WHAT THE TASK REQUIRES >>
Each line that follows is to be retyped exactly.

MATERIAL SHOWN >>
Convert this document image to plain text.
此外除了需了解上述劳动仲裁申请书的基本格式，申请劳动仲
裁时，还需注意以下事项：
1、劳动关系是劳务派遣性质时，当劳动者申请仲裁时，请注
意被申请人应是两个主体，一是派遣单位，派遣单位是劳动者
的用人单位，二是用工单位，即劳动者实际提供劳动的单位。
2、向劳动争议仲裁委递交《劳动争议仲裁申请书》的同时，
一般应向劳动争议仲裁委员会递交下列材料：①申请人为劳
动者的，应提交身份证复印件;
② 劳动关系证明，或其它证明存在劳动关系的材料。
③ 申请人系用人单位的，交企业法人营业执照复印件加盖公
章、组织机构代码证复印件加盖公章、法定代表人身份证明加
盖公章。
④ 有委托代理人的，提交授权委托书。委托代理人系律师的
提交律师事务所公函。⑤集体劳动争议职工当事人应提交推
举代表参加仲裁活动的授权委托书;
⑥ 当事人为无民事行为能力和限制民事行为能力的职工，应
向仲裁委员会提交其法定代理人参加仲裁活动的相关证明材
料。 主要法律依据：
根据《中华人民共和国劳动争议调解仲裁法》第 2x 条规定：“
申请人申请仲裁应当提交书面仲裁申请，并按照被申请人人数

TASK ANSWER >>
Convert this document image to plain text.
此外除了需了解上述劳动仲裁申请书的基本格式，申请劳动仲
裁时，还需注意以下事项：
1、劳动关系是劳务派遣性质时，当劳动者申请仲裁时，请注
意被申请人应是两个主体，一是派遣单位，派遣单位是劳动者
的用人单位，二是用工单位，即劳动者实际提供劳动的单位。
2、向劳动争议仲裁委递交《劳动争议仲裁申请书》的同时，
一般应向劳动争议仲裁委员会递交下列材料：①申请人为劳
动者的，应提交身份证复印件;
② 劳动关系证明，或其它证明存在劳动关系的材料。
③ 申请人系用人单位的，交企业法人营业执照复印件加盖公
章、组织机构代码证复印件加盖公章、法定代表人身份证明加
盖公章。
④ 有委托代理人的，提交授权委托书。委托代理人系律师的
提交律师事务所公函。⑤集体劳动争议职工当事人应提交推
举代表参加仲裁活动的授权委托书;
⑥ 当事人为无民事行为能力和限制民事行为能力的职工，应
向仲裁委员会提交其法定代理人参加仲裁活动的相关证明材
料。 主要法律依据：
根据《中华人民共和国劳动争议调解仲裁法》第 2x 条规定：“
申请人申请仲裁应当提交书面仲裁申请，并按照被申请人人数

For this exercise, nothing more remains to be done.